[Data for the task]
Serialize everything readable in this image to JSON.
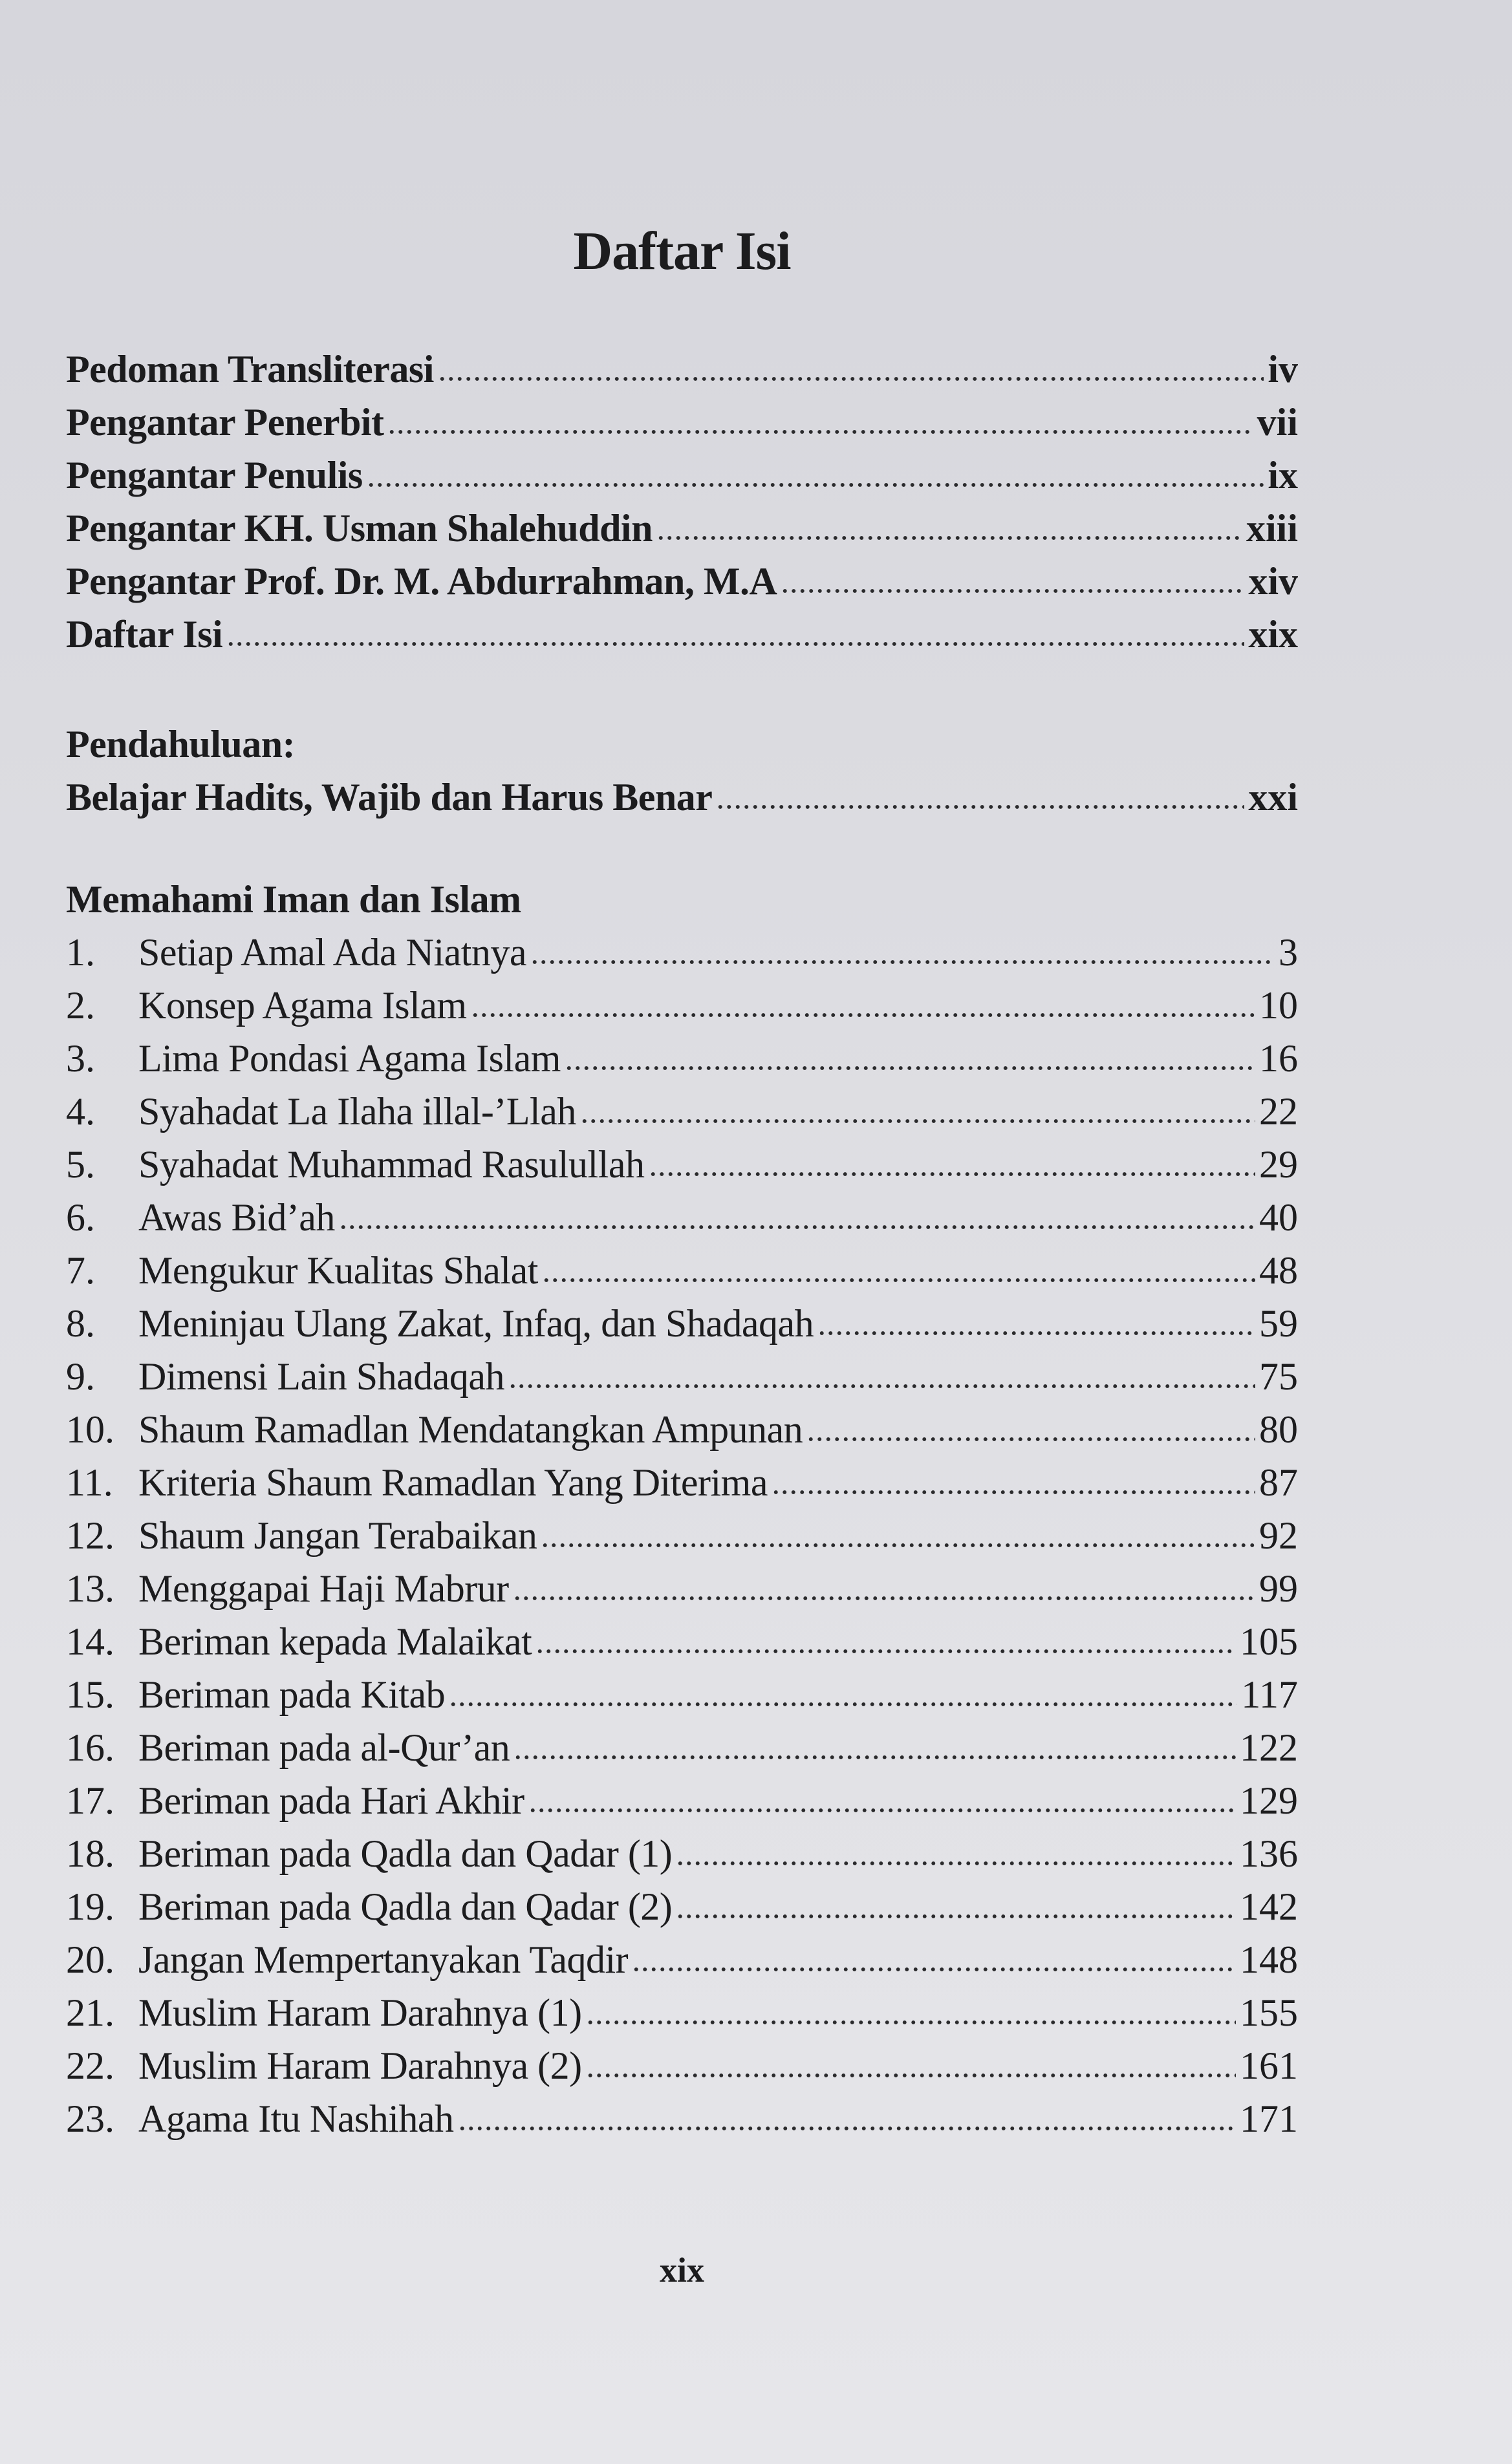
{
  "title": "Daftar Isi",
  "front_matter": [
    {
      "label": "Pedoman Transliterasi",
      "page": "iv"
    },
    {
      "label": "Pengantar Penerbit",
      "page": "vii"
    },
    {
      "label": "Pengantar Penulis",
      "page": "ix"
    },
    {
      "label": "Pengantar KH. Usman Shalehuddin",
      "page": "xiii"
    },
    {
      "label": "Pengantar Prof. Dr. M. Abdurrahman, M.A",
      "page": "xiv"
    },
    {
      "label": "Daftar Isi",
      "page": "xix"
    }
  ],
  "introduction": {
    "heading": "Pendahuluan:",
    "label": "Belajar Hadits, Wajib dan Harus Benar",
    "page": "xxi"
  },
  "section": {
    "heading": "Memahami Iman dan Islam",
    "items": [
      {
        "num": "1.",
        "label": "Setiap Amal Ada Niatnya",
        "page": "3"
      },
      {
        "num": "2.",
        "label": "Konsep Agama Islam",
        "page": "10"
      },
      {
        "num": "3.",
        "label": "Lima Pondasi Agama Islam",
        "page": "16"
      },
      {
        "num": "4.",
        "label": "Syahadat La Ilaha illal-’Llah",
        "page": "22"
      },
      {
        "num": "5.",
        "label": "Syahadat Muhammad Rasulullah",
        "page": "29"
      },
      {
        "num": "6.",
        "label": "Awas Bid’ah",
        "page": "40"
      },
      {
        "num": "7.",
        "label": "Mengukur Kualitas Shalat",
        "page": "48"
      },
      {
        "num": "8.",
        "label": "Meninjau Ulang Zakat, Infaq, dan Shadaqah",
        "page": "59"
      },
      {
        "num": "9.",
        "label": "Dimensi Lain Shadaqah",
        "page": "75"
      },
      {
        "num": "10.",
        "label": "Shaum Ramadlan Mendatangkan Ampunan",
        "page": "80"
      },
      {
        "num": "11.",
        "label": "Kriteria Shaum Ramadlan Yang Diterima",
        "page": "87"
      },
      {
        "num": "12.",
        "label": "Shaum Jangan Terabaikan",
        "page": "92"
      },
      {
        "num": "13.",
        "label": "Menggapai Haji Mabrur",
        "page": "99"
      },
      {
        "num": "14.",
        "label": "Beriman kepada Malaikat",
        "page": "105"
      },
      {
        "num": "15.",
        "label": "Beriman pada Kitab",
        "page": "117"
      },
      {
        "num": "16.",
        "label": "Beriman pada al-Qur’an",
        "page": "122"
      },
      {
        "num": "17.",
        "label": "Beriman pada Hari Akhir",
        "page": "129"
      },
      {
        "num": "18.",
        "label": "Beriman pada Qadla dan Qadar (1)",
        "page": "136"
      },
      {
        "num": "19.",
        "label": "Beriman pada Qadla dan Qadar (2)",
        "page": "142"
      },
      {
        "num": "20.",
        "label": "Jangan Mempertanyakan Taqdir",
        "page": "148"
      },
      {
        "num": "21.",
        "label": "Muslim Haram Darahnya (1)",
        "page": "155"
      },
      {
        "num": "22.",
        "label": "Muslim Haram Darahnya (2)",
        "page": "161"
      },
      {
        "num": "23.",
        "label": "Agama Itu Nashihah",
        "page": "171"
      }
    ]
  },
  "folio": "xix"
}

[The request]
Leave out the pictures and print every line of the data exactly.

[Finished exercise]
Serialize everything readable in this image to JSON.
{
  "title": "Daftar Isi",
  "front_matter": [
    {
      "label": "Pedoman Transliterasi",
      "page": "iv"
    },
    {
      "label": "Pengantar Penerbit",
      "page": "vii"
    },
    {
      "label": "Pengantar Penulis",
      "page": "ix"
    },
    {
      "label": "Pengantar KH. Usman Shalehuddin",
      "page": "xiii"
    },
    {
      "label": "Pengantar Prof. Dr. M. Abdurrahman, M.A",
      "page": "xiv"
    },
    {
      "label": "Daftar Isi",
      "page": "xix"
    }
  ],
  "introduction": {
    "heading": "Pendahuluan:",
    "label": "Belajar Hadits, Wajib dan Harus Benar",
    "page": "xxi"
  },
  "section": {
    "heading": "Memahami Iman dan Islam",
    "items": [
      {
        "num": "1.",
        "label": "Setiap Amal Ada Niatnya",
        "page": "3"
      },
      {
        "num": "2.",
        "label": "Konsep Agama Islam",
        "page": "10"
      },
      {
        "num": "3.",
        "label": "Lima Pondasi Agama Islam",
        "page": "16"
      },
      {
        "num": "4.",
        "label": "Syahadat La Ilaha illal-’Llah",
        "page": "22"
      },
      {
        "num": "5.",
        "label": "Syahadat Muhammad Rasulullah",
        "page": "29"
      },
      {
        "num": "6.",
        "label": "Awas Bid’ah",
        "page": "40"
      },
      {
        "num": "7.",
        "label": "Mengukur Kualitas Shalat",
        "page": "48"
      },
      {
        "num": "8.",
        "label": "Meninjau Ulang Zakat, Infaq, dan Shadaqah",
        "page": "59"
      },
      {
        "num": "9.",
        "label": "Dimensi Lain Shadaqah",
        "page": "75"
      },
      {
        "num": "10.",
        "label": "Shaum Ramadlan Mendatangkan Ampunan",
        "page": "80"
      },
      {
        "num": "11.",
        "label": "Kriteria Shaum Ramadlan Yang Diterima",
        "page": "87"
      },
      {
        "num": "12.",
        "label": "Shaum Jangan Terabaikan",
        "page": "92"
      },
      {
        "num": "13.",
        "label": "Menggapai Haji Mabrur",
        "page": "99"
      },
      {
        "num": "14.",
        "label": "Beriman kepada Malaikat",
        "page": "105"
      },
      {
        "num": "15.",
        "label": "Beriman pada Kitab",
        "page": "117"
      },
      {
        "num": "16.",
        "label": "Beriman pada al-Qur’an",
        "page": "122"
      },
      {
        "num": "17.",
        "label": "Beriman pada Hari Akhir",
        "page": "129"
      },
      {
        "num": "18.",
        "label": "Beriman pada Qadla dan Qadar (1)",
        "page": "136"
      },
      {
        "num": "19.",
        "label": "Beriman pada Qadla dan Qadar (2)",
        "page": "142"
      },
      {
        "num": "20.",
        "label": "Jangan Mempertanyakan Taqdir",
        "page": "148"
      },
      {
        "num": "21.",
        "label": "Muslim Haram Darahnya (1)",
        "page": "155"
      },
      {
        "num": "22.",
        "label": "Muslim Haram Darahnya (2)",
        "page": "161"
      },
      {
        "num": "23.",
        "label": "Agama Itu Nashihah",
        "page": "171"
      }
    ]
  },
  "folio": "xix"
}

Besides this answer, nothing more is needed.